▶ _Objective_: Give the number of lines in this listing that contain "보광개발", with no other words.

--- begin Material to process ---

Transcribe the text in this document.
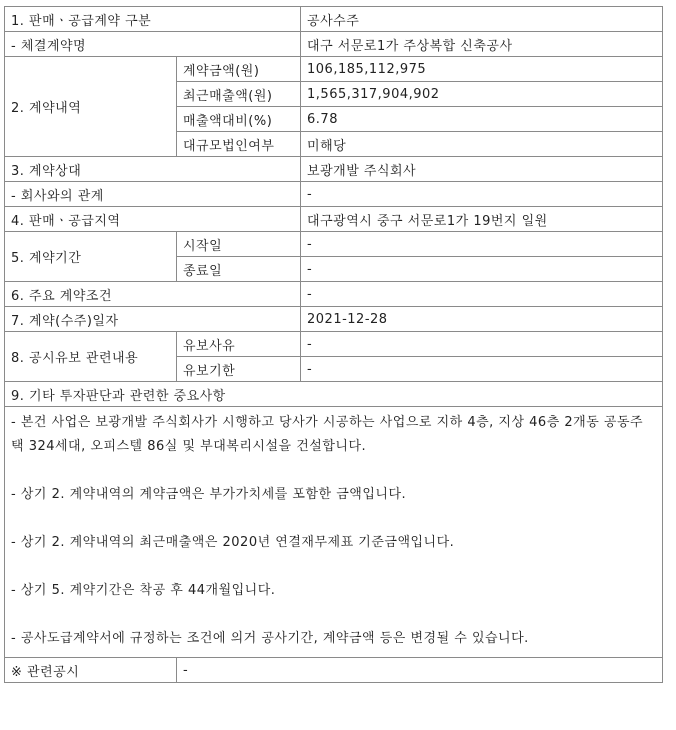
1. 판매ㆍ공급계약 구분		공사수주
- 체결계약명		대구 서문로1가 주상복합 신축공사
2. 계약내역	계약금액(원)	106,185,112,975
	최근매출액(원)	1,565,317,904,902
	매출액대비(%)	6.78
	대규모법인여부	미해당
3. 계약상대		보광개발 주식회사
- 회사와의 관계		-
4. 판매ㆍ공급지역		대구광역시 중구 서문로1가 19번지 일원
5. 계약기간	시작일	-
	종료일	-
6. 주요 계약조건		-
7. 계약(수주)일자		2021-12-28
8. 공시유보 관련내용	유보사유	-
	유보기한	-
9. 기타 투자판단과 관련한 중요사항		

- 본건 사업은 보광개발 주식회사가 시행하고 당사가 시공하는 사업으로 지하 4층, 지상 46층 2개동 공동주택 324세대, 오피스텔 86실 및 부대복리시설을 건설합니다.

- 상기 2. 계약내역의 계약금액은 부가가치세를 포함한 금액입니다.

- 상기 2. 계약내역의 최근매출액은 2020년 연결재무제표 기준금액입니다.

- 상기 5. 계약기간은 착공 후 44개월입니다.

- 공사도급계약서에 규정하는 조건에 의거 공사기간, 계약금액 등은 변경될 수 있습니다.		

※ 관련공시	-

--- end Material to process ---

▶ _Solution_: 2